Roth’s theorem

I am in Kyoto right now, attending the twenty-first Nevanlinna colloquium (update: took a while to write this post – now I’m in Sydney for the Clay lectures). Yesterday, Junjiro Noguchi gave a plenary talk on Nevanlinna theory in higher dimensions and related Diophantine problems. The talk was quite technical, and I did not understand it very well; however, he said a few suggestive things early on which struck a chord.

The talk started quite accessibly, being concerned with the fundamental equation

a +b = c

where a,b,c are coprime positive integers. The abc conjecture, formulated by Oesterlé and Masser, says that for any positive real number \epsilon, there is a constant C_\epsilon so that

\max(a,b,c) \le C_\epsilon\text{rad}(abc)^{1+\epsilon}

where \text{rad}(abc) is the product of the distinct primes appearing in the product abc. Informally, this conjecture says that for triples a,b,c satisfying the fundamental equation, the numbers a,b,c are not divisible by “too high” powers of a prime. The abc conjecture is known to imply many interesting number theoretic statements, including (famously) Fermat’s Last Theorem (for sufficiently large exponents), and Roth’s theorem on diophantine approximation (as observed by Bombieri).

Stored rows:
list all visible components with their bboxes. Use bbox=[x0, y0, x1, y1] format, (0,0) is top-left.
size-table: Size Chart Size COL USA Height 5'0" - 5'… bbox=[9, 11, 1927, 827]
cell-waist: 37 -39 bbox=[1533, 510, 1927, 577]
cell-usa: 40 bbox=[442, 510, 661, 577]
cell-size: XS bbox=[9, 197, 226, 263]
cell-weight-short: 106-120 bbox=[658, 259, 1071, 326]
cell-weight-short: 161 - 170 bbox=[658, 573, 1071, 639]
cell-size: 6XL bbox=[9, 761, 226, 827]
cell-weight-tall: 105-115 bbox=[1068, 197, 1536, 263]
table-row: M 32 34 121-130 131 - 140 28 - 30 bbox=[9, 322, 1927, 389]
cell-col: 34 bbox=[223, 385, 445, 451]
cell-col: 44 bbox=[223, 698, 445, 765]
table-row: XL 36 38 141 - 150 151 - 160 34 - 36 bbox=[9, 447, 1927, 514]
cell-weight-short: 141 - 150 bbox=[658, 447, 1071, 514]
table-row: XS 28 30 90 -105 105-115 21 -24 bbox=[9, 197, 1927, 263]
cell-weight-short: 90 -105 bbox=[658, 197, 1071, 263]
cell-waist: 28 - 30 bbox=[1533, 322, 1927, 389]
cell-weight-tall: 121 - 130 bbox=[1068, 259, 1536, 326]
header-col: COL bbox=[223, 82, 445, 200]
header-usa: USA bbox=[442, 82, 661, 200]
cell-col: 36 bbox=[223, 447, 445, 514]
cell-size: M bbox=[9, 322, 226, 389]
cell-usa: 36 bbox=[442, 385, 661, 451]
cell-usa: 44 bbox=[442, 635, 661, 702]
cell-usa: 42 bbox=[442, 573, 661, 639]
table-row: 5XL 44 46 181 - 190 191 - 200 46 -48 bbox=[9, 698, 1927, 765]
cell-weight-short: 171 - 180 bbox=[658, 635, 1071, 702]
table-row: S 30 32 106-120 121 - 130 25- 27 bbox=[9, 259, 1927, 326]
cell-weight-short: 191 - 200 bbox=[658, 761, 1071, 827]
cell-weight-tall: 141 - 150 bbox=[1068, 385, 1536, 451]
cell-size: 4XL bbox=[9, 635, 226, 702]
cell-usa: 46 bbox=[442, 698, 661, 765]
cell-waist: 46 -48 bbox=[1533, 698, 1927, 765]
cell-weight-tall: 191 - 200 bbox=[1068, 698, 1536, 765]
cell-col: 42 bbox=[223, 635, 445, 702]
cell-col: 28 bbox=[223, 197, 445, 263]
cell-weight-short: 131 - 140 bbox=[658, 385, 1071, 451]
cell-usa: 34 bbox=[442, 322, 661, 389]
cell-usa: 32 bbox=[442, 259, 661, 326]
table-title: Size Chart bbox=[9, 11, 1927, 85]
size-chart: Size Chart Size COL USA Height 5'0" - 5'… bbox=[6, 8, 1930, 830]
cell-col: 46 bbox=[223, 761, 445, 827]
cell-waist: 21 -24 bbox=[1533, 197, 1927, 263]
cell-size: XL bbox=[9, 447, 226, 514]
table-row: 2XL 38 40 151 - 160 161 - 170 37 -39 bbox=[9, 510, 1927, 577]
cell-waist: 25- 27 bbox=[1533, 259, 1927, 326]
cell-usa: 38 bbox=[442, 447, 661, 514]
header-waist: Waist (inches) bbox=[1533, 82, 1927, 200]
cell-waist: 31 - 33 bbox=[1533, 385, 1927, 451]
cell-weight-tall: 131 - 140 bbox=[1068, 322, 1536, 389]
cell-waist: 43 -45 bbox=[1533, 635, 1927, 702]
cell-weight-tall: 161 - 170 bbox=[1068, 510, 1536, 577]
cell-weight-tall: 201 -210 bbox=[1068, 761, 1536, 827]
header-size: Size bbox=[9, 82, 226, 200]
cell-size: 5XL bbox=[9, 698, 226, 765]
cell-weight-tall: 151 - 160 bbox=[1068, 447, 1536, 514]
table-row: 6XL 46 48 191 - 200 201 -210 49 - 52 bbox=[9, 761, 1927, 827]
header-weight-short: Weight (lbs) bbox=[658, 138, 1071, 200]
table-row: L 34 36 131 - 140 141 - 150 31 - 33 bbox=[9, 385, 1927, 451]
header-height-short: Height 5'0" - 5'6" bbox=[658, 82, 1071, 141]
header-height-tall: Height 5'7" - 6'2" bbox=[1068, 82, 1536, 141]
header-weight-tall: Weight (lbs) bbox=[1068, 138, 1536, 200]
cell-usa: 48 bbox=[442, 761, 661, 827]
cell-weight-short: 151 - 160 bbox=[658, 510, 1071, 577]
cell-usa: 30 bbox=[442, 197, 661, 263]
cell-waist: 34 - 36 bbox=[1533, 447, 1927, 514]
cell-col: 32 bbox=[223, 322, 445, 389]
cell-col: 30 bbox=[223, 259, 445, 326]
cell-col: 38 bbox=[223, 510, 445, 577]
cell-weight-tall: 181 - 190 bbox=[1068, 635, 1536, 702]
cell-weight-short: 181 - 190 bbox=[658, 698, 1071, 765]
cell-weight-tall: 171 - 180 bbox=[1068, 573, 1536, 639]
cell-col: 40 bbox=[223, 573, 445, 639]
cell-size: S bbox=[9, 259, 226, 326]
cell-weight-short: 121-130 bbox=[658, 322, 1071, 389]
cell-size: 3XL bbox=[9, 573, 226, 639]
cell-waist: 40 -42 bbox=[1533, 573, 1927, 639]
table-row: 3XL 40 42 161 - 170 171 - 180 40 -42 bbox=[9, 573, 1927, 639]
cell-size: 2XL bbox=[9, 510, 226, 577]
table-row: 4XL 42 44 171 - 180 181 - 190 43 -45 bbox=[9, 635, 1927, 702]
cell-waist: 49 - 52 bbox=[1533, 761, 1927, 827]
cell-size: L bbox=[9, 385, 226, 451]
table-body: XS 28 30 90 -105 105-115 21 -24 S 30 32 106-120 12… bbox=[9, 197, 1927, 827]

Requirement 1:
From the Roth's theorem post, reproduce the passage starting with "I am in Kyoto" and going on through "struck a chord.".
Requirement 2:
Answer these questions from the Roth's theorem post:
(a) Who gave the plenary talk on Nevanlinna theory in higher dimensions?
(b) Who formulated the abc conjecture?
(c) Who observed that the abc conjecture implies Roth's theorem?
Requirement 3:
Extend the Roth's theorem post, picking up after its final sentence.

Expected output 1:
I am in Kyoto right now, attending the twenty-first Nevanlinna colloquium (update: took a while to write this post – now I’m in Sydney for the Clay lectures). Yesterday, Junjiro Noguchi gave a plenary talk on Nevanlinna theory in higher dimensions and related Diophantine problems. The talk was quite technical, and I did not understand it very well; however, he said a few suggestive things early on which struck a chord.

Expected output 2:
(a) Junjiro Noguchi
(b) Oesterlé and Masser
(c) Bombieri

Expected output 3:
Roth’s theorem is the following statement:

Theorem(Roth, 1955): Let \alpha be a real algebraic number. Then for any \epsilon>0, the inequality |\alpha - p/q| < q^{-(2+\epsilon)} has only finitely many solutions in coprime integers p,q.

This inequality is best possible, in the sense that every irrational number can be approximated by infinitely many rationals p/q to within 1/2q^2. In fact, the rationals appearing in the continued fraction approximation to \alpha have this property. There is a very short and illuminating geometric proof of this fact.

In the plane, construct a circle packing with a circle of radius 1/2q^2 with center p/q,1/2q^2 for each coprime pair p,q of integers.

circles_1This circle packing nests down on the x-axis, and any vertical line (with irrational x-co-ordinate) intersects infinitely many circles. If the x co-ordinate of a vertical line is \alpha, every circle the line intersects gives a rational p/q which approximates \alpha to within 1/2q^2. qed.

On the other hand, consider the corresponding collection of circles with radius 1/2q^{2+\epsilon}. Some “space” appears between neighboring circles, and they no longer pack tightly (the following picture shows \epsilon = 0.2).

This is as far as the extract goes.